— Task instructions —
Scan the entries for the string "nriešo" and give the number of lines that have it, nothing further.

— Records provided —
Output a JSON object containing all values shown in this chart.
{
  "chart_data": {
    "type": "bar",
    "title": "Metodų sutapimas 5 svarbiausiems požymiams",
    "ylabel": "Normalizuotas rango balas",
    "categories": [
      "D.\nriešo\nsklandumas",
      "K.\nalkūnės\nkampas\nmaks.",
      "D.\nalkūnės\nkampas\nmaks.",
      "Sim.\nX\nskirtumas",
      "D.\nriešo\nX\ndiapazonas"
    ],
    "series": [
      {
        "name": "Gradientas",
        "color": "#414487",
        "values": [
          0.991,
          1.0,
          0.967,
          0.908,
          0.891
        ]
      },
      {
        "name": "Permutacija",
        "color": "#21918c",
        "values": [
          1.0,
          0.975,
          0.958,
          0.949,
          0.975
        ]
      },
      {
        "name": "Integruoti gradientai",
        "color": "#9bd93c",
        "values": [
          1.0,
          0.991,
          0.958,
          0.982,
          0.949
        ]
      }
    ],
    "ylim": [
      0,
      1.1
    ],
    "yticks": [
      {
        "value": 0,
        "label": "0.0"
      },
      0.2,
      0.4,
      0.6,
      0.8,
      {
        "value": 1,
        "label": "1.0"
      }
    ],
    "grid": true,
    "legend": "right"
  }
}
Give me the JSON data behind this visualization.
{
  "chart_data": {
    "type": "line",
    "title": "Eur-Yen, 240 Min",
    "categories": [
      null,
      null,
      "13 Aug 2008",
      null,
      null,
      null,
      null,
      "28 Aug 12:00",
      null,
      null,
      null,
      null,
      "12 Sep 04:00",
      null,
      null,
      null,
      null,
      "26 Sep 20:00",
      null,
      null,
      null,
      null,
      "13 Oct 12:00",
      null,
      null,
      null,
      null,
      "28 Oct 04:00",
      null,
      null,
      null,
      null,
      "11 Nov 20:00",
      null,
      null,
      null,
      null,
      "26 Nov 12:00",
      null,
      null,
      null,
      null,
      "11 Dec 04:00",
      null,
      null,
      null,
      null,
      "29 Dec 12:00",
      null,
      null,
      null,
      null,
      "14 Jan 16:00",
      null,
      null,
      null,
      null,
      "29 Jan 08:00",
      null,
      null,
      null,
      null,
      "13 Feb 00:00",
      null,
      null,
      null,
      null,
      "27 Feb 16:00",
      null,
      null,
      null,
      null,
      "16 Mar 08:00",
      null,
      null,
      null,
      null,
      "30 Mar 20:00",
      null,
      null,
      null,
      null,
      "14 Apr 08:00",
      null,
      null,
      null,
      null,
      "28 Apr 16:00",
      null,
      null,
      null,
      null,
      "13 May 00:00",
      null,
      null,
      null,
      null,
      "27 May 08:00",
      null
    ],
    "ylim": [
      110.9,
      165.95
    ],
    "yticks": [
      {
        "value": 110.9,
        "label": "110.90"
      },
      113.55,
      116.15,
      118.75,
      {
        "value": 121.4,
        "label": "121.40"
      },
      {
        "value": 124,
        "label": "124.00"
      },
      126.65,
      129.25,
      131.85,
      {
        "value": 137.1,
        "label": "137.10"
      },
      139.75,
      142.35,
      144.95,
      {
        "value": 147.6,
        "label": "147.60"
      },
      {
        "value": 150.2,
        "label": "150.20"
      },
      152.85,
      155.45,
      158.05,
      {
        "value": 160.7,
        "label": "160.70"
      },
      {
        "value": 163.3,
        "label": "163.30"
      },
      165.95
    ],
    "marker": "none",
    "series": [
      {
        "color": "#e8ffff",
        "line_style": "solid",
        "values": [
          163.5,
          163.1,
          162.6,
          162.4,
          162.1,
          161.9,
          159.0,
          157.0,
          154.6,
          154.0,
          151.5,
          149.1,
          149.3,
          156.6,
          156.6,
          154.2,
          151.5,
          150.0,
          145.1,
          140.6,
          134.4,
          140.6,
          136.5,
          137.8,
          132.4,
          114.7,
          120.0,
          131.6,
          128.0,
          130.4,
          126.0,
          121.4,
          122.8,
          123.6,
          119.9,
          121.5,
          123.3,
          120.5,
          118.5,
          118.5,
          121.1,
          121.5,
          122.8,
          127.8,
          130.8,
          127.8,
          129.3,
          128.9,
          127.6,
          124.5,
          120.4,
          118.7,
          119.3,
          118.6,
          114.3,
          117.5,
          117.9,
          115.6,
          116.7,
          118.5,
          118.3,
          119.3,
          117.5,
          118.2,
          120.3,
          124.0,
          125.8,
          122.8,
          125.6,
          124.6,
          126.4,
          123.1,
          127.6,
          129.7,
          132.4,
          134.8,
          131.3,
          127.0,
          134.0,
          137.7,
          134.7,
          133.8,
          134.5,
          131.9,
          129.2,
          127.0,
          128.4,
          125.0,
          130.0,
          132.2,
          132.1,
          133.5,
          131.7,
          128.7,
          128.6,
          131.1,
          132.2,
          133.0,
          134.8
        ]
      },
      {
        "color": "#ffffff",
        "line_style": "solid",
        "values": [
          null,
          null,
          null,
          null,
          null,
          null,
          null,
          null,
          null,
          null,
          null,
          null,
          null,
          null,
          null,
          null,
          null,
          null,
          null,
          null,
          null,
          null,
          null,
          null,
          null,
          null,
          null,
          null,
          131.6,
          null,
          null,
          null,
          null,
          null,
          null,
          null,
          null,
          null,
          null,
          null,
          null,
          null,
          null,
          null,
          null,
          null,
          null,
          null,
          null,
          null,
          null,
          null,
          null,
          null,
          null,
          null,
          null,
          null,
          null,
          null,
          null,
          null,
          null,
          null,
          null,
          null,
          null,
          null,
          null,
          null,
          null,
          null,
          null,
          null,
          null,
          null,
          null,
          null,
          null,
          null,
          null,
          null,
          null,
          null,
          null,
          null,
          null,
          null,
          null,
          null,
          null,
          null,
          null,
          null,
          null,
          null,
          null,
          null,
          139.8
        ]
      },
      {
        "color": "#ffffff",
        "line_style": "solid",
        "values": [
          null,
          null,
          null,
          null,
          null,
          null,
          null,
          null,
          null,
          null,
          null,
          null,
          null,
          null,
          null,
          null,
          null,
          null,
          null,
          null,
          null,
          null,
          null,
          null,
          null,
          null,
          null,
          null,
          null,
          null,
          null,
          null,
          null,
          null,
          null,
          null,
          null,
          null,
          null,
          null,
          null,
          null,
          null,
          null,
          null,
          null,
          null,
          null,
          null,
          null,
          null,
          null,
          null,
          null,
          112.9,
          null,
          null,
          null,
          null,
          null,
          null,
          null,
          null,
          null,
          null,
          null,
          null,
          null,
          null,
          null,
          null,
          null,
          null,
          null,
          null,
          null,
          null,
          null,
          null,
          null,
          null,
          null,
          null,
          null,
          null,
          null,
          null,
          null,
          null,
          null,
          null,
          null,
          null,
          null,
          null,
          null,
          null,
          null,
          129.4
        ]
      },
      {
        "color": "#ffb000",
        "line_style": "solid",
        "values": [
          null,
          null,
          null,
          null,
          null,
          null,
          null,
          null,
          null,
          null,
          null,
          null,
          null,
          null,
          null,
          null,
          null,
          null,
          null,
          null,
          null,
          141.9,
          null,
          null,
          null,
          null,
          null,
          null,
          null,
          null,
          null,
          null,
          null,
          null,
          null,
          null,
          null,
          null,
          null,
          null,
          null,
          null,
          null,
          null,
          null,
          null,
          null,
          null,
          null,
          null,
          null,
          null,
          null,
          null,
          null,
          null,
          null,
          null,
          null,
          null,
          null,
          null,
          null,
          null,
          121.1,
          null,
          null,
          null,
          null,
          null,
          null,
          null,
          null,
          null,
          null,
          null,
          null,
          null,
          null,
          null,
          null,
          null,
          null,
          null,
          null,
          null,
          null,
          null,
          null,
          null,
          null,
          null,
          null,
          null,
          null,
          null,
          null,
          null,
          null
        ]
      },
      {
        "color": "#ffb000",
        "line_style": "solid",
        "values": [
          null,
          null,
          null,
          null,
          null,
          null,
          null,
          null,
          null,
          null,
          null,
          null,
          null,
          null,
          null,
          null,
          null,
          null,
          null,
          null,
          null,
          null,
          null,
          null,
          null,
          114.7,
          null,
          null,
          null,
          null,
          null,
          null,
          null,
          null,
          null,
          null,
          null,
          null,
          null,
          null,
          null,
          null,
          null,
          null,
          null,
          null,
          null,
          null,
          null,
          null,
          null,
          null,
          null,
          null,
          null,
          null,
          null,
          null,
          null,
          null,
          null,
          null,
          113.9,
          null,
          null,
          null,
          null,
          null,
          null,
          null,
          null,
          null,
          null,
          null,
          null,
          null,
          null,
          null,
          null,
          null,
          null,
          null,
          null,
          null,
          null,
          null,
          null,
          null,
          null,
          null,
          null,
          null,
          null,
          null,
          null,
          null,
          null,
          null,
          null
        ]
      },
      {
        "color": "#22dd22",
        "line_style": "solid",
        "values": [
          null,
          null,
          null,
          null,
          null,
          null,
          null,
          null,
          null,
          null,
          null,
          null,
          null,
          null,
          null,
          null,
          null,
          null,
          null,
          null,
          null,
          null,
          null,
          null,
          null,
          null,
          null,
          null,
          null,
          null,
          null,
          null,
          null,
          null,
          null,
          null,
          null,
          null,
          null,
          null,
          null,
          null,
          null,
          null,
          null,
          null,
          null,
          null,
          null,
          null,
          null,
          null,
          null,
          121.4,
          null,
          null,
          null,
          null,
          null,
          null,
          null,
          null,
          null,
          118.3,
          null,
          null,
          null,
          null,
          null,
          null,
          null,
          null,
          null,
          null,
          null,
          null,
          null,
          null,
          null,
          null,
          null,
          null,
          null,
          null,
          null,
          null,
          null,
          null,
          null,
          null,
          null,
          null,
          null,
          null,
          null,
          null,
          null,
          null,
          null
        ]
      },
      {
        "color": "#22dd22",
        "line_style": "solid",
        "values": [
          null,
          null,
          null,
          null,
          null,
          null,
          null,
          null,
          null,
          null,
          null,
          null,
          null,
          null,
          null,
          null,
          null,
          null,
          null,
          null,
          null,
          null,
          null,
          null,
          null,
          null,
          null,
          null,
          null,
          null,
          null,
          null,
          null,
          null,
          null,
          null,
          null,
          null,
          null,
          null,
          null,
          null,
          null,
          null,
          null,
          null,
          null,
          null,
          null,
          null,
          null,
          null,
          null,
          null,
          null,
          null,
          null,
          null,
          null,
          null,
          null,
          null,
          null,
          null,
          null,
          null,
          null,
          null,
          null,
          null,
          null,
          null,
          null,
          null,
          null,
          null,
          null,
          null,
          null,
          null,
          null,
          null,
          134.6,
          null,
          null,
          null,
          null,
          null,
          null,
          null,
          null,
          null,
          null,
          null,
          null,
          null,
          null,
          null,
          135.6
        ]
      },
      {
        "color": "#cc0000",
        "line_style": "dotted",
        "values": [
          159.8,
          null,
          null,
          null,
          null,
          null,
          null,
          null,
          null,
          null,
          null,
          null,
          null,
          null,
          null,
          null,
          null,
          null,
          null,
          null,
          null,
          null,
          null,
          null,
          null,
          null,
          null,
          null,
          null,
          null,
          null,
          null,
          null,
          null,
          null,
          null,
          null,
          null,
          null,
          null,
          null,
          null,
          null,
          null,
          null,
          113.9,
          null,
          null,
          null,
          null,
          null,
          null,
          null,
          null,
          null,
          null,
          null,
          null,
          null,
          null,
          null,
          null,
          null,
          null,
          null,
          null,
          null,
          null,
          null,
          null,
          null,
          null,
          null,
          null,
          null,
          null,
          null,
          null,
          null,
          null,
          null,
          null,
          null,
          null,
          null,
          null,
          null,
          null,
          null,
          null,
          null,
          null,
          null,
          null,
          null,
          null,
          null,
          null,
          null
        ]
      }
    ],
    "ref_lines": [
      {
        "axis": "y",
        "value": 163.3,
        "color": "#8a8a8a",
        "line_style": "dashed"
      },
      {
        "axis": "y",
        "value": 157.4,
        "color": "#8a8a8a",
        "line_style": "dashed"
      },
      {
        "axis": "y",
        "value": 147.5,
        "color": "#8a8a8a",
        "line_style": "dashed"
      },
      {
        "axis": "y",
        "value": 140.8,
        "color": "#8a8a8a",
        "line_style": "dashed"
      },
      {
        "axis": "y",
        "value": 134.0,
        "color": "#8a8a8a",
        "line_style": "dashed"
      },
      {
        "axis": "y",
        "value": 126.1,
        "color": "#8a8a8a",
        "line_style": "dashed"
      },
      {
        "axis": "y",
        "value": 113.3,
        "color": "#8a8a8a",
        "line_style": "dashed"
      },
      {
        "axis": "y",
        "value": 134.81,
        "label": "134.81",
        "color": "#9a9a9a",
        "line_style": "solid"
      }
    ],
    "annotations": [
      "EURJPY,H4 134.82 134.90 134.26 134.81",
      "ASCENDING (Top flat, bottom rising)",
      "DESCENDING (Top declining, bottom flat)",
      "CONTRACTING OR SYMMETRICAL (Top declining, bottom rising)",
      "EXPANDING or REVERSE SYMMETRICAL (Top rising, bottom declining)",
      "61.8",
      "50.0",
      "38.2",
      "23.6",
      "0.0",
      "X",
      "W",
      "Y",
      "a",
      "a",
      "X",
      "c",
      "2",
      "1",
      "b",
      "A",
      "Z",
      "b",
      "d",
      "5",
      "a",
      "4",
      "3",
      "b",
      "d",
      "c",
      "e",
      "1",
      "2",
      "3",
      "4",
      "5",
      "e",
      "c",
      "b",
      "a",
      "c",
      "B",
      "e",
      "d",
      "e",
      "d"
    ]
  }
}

— Solution for this task —
2